** begin Record list **
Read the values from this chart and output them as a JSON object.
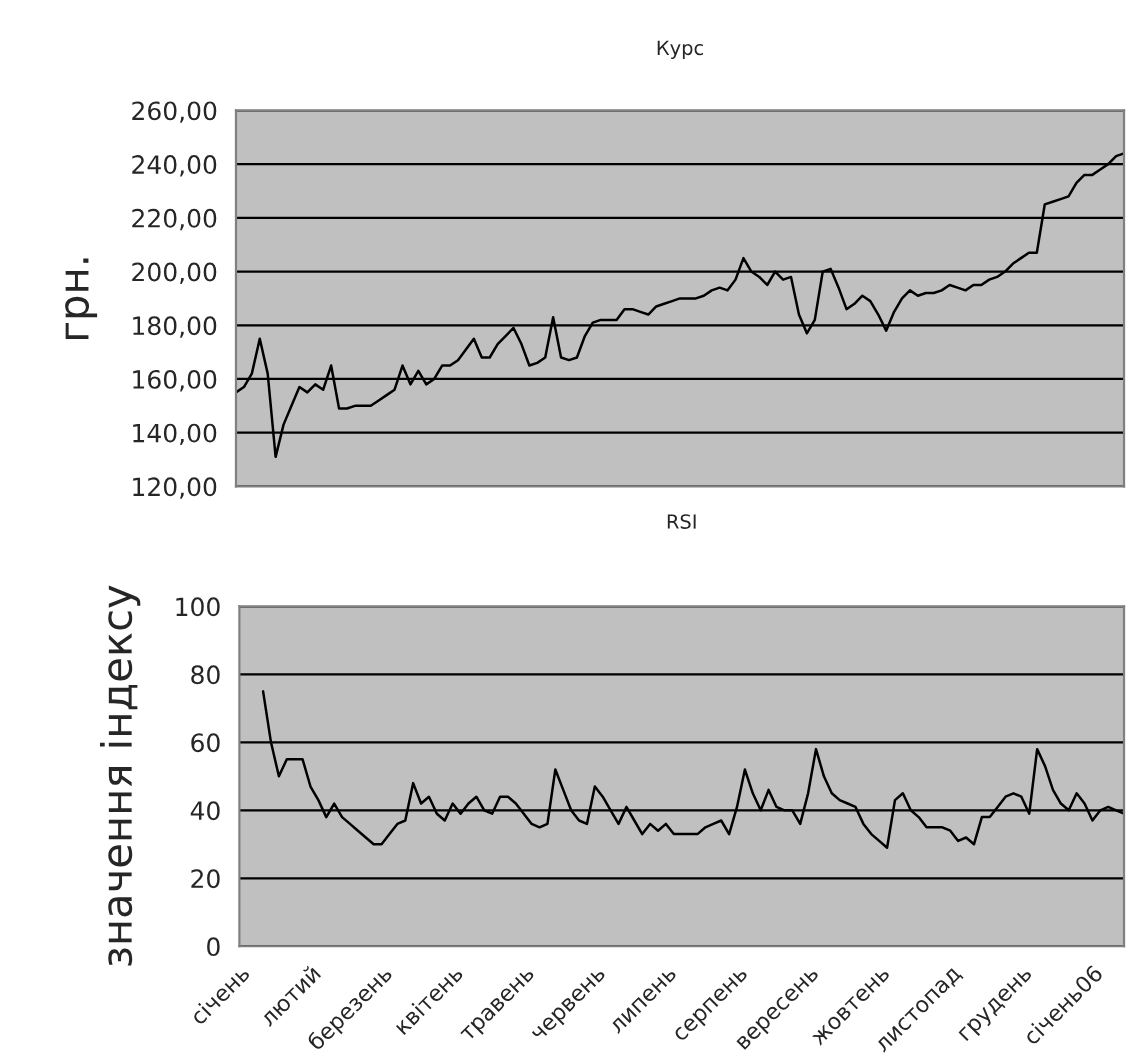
{
  "chart_data": [
    {
      "type": "line",
      "title": "Курс",
      "ylabel": "грн.",
      "categories": [
        null,
        null,
        null,
        null,
        null,
        null,
        null,
        null,
        null,
        null,
        null,
        null,
        null,
        null,
        null,
        null,
        null,
        null,
        null,
        null,
        null,
        null,
        null,
        null,
        null,
        null,
        null,
        null,
        null,
        null,
        null,
        null,
        null,
        null,
        null,
        null,
        null,
        null,
        null,
        null,
        null,
        null,
        null,
        null,
        null,
        null,
        null,
        null,
        null,
        null,
        null,
        null,
        null,
        null,
        null,
        null,
        null,
        null,
        null,
        null,
        null,
        null,
        null,
        null,
        null,
        null,
        null,
        null,
        null,
        null,
        null,
        null,
        null,
        null,
        null,
        null,
        null,
        null,
        null,
        null,
        null,
        null,
        null,
        null,
        null,
        null,
        null,
        null,
        null,
        null,
        null,
        null,
        null,
        null,
        null,
        null,
        null,
        null,
        null,
        null,
        null,
        null,
        null,
        null,
        null,
        null,
        null,
        null,
        null,
        null,
        null,
        null,
        null
      ],
      "series": [
        {
          "color": "#000000",
          "values": [
            155,
            157,
            162,
            175,
            162,
            131,
            143,
            150,
            157,
            155,
            158,
            156,
            165,
            149,
            149,
            150,
            150,
            150,
            152,
            154,
            156,
            165,
            158,
            163,
            158,
            160,
            165,
            165,
            167,
            171,
            175,
            168,
            168,
            173,
            176,
            179,
            173,
            165,
            166,
            168,
            183,
            168,
            167,
            168,
            176,
            181,
            182,
            182,
            182,
            186,
            186,
            185,
            184,
            187,
            188,
            189,
            190,
            190,
            190,
            191,
            193,
            194,
            193,
            197,
            205,
            200,
            198,
            195,
            200,
            197,
            198,
            184,
            177,
            182,
            200,
            201,
            194,
            186,
            188,
            191,
            189,
            184,
            178,
            185,
            190,
            193,
            191,
            192,
            192,
            193,
            195,
            194,
            193,
            195,
            195,
            197,
            198,
            200,
            203,
            205,
            207,
            207,
            225,
            226,
            227,
            228,
            233,
            236,
            236,
            238,
            240,
            243,
            244
          ]
        }
      ],
      "ylim": [
        120,
        260
      ],
      "yticks": [
        {
          "value": 120,
          "label": "120,00"
        },
        {
          "value": 140,
          "label": "140,00"
        },
        {
          "value": 160,
          "label": "160,00"
        },
        {
          "value": 180,
          "label": "180,00"
        },
        {
          "value": 200,
          "label": "200,00"
        },
        {
          "value": 220,
          "label": "220,00"
        },
        {
          "value": 240,
          "label": "240,00"
        },
        {
          "value": 260,
          "label": "260,00"
        }
      ],
      "grid": "y",
      "tick_labels": "y",
      "marker": "none",
      "line_style": "solid"
    },
    {
      "type": "line",
      "title": "RSI",
      "ylabel": "значення індексу",
      "categories": [
        "січень",
        null,
        null,
        null,
        null,
        null,
        null,
        null,
        null,
        "лютий",
        null,
        null,
        null,
        null,
        null,
        null,
        null,
        null,
        "березень",
        null,
        null,
        null,
        null,
        null,
        null,
        null,
        null,
        "квітень",
        null,
        null,
        null,
        null,
        null,
        null,
        null,
        null,
        "травень",
        null,
        null,
        null,
        null,
        null,
        null,
        null,
        null,
        "червень",
        null,
        null,
        null,
        null,
        null,
        null,
        null,
        null,
        "липень",
        null,
        null,
        null,
        null,
        null,
        null,
        null,
        null,
        "серпень",
        null,
        null,
        null,
        null,
        null,
        null,
        null,
        null,
        "вересень",
        null,
        null,
        null,
        null,
        null,
        null,
        null,
        null,
        "жовтень",
        null,
        null,
        null,
        null,
        null,
        null,
        null,
        null,
        "листопад",
        null,
        null,
        null,
        null,
        null,
        null,
        null,
        null,
        "грудень",
        null,
        null,
        null,
        null,
        null,
        null,
        null,
        null,
        "січень06",
        null,
        null,
        null,
        null
      ],
      "series": [
        {
          "color": "#000000",
          "values": [
            null,
            null,
            null,
            75,
            60,
            50,
            55,
            55,
            55,
            47,
            43,
            38,
            42,
            38,
            36,
            34,
            32,
            30,
            30,
            33,
            36,
            37,
            48,
            42,
            44,
            39,
            37,
            42,
            39,
            42,
            44,
            40,
            39,
            44,
            44,
            42,
            39,
            36,
            35,
            36,
            52,
            46,
            40,
            37,
            36,
            47,
            44,
            40,
            36,
            41,
            37,
            33,
            36,
            34,
            36,
            33,
            33,
            33,
            33,
            35,
            36,
            37,
            33,
            41,
            52,
            45,
            40,
            46,
            41,
            40,
            40,
            36,
            45,
            58,
            50,
            45,
            43,
            42,
            41,
            36,
            33,
            31,
            29,
            43,
            45,
            40,
            38,
            35,
            35,
            35,
            34,
            31,
            32,
            30,
            38,
            38,
            41,
            44,
            45,
            44,
            39,
            58,
            53,
            46,
            42,
            40,
            45,
            42,
            37,
            40,
            41,
            40,
            39
          ]
        }
      ],
      "ylim": [
        0,
        100
      ],
      "yticks": [
        0,
        20,
        40,
        60,
        80,
        100
      ],
      "grid": "y",
      "marker": "none",
      "line_style": "solid"
    }
  ]
}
** end Record list **
Repeat the data exactly, without the pictures.

The response »
Read the values from this chart and output them as a JSON object.
{
  "chart_data": [
    {
      "type": "line",
      "title": "Курс",
      "ylabel": "грн.",
      "categories": [
        null,
        null,
        null,
        null,
        null,
        null,
        null,
        null,
        null,
        null,
        null,
        null,
        null,
        null,
        null,
        null,
        null,
        null,
        null,
        null,
        null,
        null,
        null,
        null,
        null,
        null,
        null,
        null,
        null,
        null,
        null,
        null,
        null,
        null,
        null,
        null,
        null,
        null,
        null,
        null,
        null,
        null,
        null,
        null,
        null,
        null,
        null,
        null,
        null,
        null,
        null,
        null,
        null,
        null,
        null,
        null,
        null,
        null,
        null,
        null,
        null,
        null,
        null,
        null,
        null,
        null,
        null,
        null,
        null,
        null,
        null,
        null,
        null,
        null,
        null,
        null,
        null,
        null,
        null,
        null,
        null,
        null,
        null,
        null,
        null,
        null,
        null,
        null,
        null,
        null,
        null,
        null,
        null,
        null,
        null,
        null,
        null,
        null,
        null,
        null,
        null,
        null,
        null,
        null,
        null,
        null,
        null,
        null,
        null,
        null,
        null,
        null,
        null
      ],
      "series": [
        {
          "color": "#000000",
          "values": [
            155,
            157,
            162,
            175,
            162,
            131,
            143,
            150,
            157,
            155,
            158,
            156,
            165,
            149,
            149,
            150,
            150,
            150,
            152,
            154,
            156,
            165,
            158,
            163,
            158,
            160,
            165,
            165,
            167,
            171,
            175,
            168,
            168,
            173,
            176,
            179,
            173,
            165,
            166,
            168,
            183,
            168,
            167,
            168,
            176,
            181,
            182,
            182,
            182,
            186,
            186,
            185,
            184,
            187,
            188,
            189,
            190,
            190,
            190,
            191,
            193,
            194,
            193,
            197,
            205,
            200,
            198,
            195,
            200,
            197,
            198,
            184,
            177,
            182,
            200,
            201,
            194,
            186,
            188,
            191,
            189,
            184,
            178,
            185,
            190,
            193,
            191,
            192,
            192,
            193,
            195,
            194,
            193,
            195,
            195,
            197,
            198,
            200,
            203,
            205,
            207,
            207,
            225,
            226,
            227,
            228,
            233,
            236,
            236,
            238,
            240,
            243,
            244
          ]
        }
      ],
      "ylim": [
        120,
        260
      ],
      "yticks": [
        {
          "value": 120,
          "label": "120,00"
        },
        {
          "value": 140,
          "label": "140,00"
        },
        {
          "value": 160,
          "label": "160,00"
        },
        {
          "value": 180,
          "label": "180,00"
        },
        {
          "value": 200,
          "label": "200,00"
        },
        {
          "value": 220,
          "label": "220,00"
        },
        {
          "value": 240,
          "label": "240,00"
        },
        {
          "value": 260,
          "label": "260,00"
        }
      ],
      "grid": "y",
      "tick_labels": "y",
      "marker": "none",
      "line_style": "solid"
    },
    {
      "type": "line",
      "title": "RSI",
      "ylabel": "значення індексу",
      "categories": [
        "січень",
        null,
        null,
        null,
        null,
        null,
        null,
        null,
        null,
        "лютий",
        null,
        null,
        null,
        null,
        null,
        null,
        null,
        null,
        "березень",
        null,
        null,
        null,
        null,
        null,
        null,
        null,
        null,
        "квітень",
        null,
        null,
        null,
        null,
        null,
        null,
        null,
        null,
        "травень",
        null,
        null,
        null,
        null,
        null,
        null,
        null,
        null,
        "червень",
        null,
        null,
        null,
        null,
        null,
        null,
        null,
        null,
        "липень",
        null,
        null,
        null,
        null,
        null,
        null,
        null,
        null,
        "серпень",
        null,
        null,
        null,
        null,
        null,
        null,
        null,
        null,
        "вересень",
        null,
        null,
        null,
        null,
        null,
        null,
        null,
        null,
        "жовтень",
        null,
        null,
        null,
        null,
        null,
        null,
        null,
        null,
        "листопад",
        null,
        null,
        null,
        null,
        null,
        null,
        null,
        null,
        "грудень",
        null,
        null,
        null,
        null,
        null,
        null,
        null,
        null,
        "січень06",
        null,
        null,
        null,
        null
      ],
      "series": [
        {
          "color": "#000000",
          "values": [
            null,
            null,
            null,
            75,
            60,
            50,
            55,
            55,
            55,
            47,
            43,
            38,
            42,
            38,
            36,
            34,
            32,
            30,
            30,
            33,
            36,
            37,
            48,
            42,
            44,
            39,
            37,
            42,
            39,
            42,
            44,
            40,
            39,
            44,
            44,
            42,
            39,
            36,
            35,
            36,
            52,
            46,
            40,
            37,
            36,
            47,
            44,
            40,
            36,
            41,
            37,
            33,
            36,
            34,
            36,
            33,
            33,
            33,
            33,
            35,
            36,
            37,
            33,
            41,
            52,
            45,
            40,
            46,
            41,
            40,
            40,
            36,
            45,
            58,
            50,
            45,
            43,
            42,
            41,
            36,
            33,
            31,
            29,
            43,
            45,
            40,
            38,
            35,
            35,
            35,
            34,
            31,
            32,
            30,
            38,
            38,
            41,
            44,
            45,
            44,
            39,
            58,
            53,
            46,
            42,
            40,
            45,
            42,
            37,
            40,
            41,
            40,
            39
          ]
        }
      ],
      "ylim": [
        0,
        100
      ],
      "yticks": [
        0,
        20,
        40,
        60,
        80,
        100
      ],
      "grid": "y",
      "marker": "none",
      "line_style": "solid"
    }
  ]
}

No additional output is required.